## START THE INPUT

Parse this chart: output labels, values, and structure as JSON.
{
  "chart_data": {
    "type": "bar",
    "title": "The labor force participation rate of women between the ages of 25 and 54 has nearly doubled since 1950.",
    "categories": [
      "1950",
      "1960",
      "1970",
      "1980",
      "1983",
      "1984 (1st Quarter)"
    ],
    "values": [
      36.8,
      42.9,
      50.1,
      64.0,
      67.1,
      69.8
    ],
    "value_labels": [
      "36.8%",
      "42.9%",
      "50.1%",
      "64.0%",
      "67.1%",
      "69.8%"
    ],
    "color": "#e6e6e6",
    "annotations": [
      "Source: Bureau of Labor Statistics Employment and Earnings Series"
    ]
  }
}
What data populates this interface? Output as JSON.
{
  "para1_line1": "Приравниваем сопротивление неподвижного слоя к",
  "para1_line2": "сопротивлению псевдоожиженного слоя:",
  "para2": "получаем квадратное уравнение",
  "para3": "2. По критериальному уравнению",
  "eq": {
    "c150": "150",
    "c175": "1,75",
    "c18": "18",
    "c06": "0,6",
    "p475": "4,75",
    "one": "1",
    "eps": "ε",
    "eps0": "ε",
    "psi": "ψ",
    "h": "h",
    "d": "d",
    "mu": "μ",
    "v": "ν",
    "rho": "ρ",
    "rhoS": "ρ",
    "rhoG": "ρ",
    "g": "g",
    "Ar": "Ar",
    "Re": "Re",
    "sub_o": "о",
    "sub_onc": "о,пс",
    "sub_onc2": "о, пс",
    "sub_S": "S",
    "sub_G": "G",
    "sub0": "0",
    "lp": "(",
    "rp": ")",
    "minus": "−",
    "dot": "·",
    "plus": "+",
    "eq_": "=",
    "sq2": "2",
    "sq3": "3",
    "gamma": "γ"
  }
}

## END THE INPUT

[YOUR GOAL] Pick out every line above that contains the word "слоя" and copy it.

[TASK SOLUTION]
  "para1_line1": "Приравниваем сопротивление неподвижного слоя к",
  "para1_line2": "сопротивлению псевдоожиженного слоя:",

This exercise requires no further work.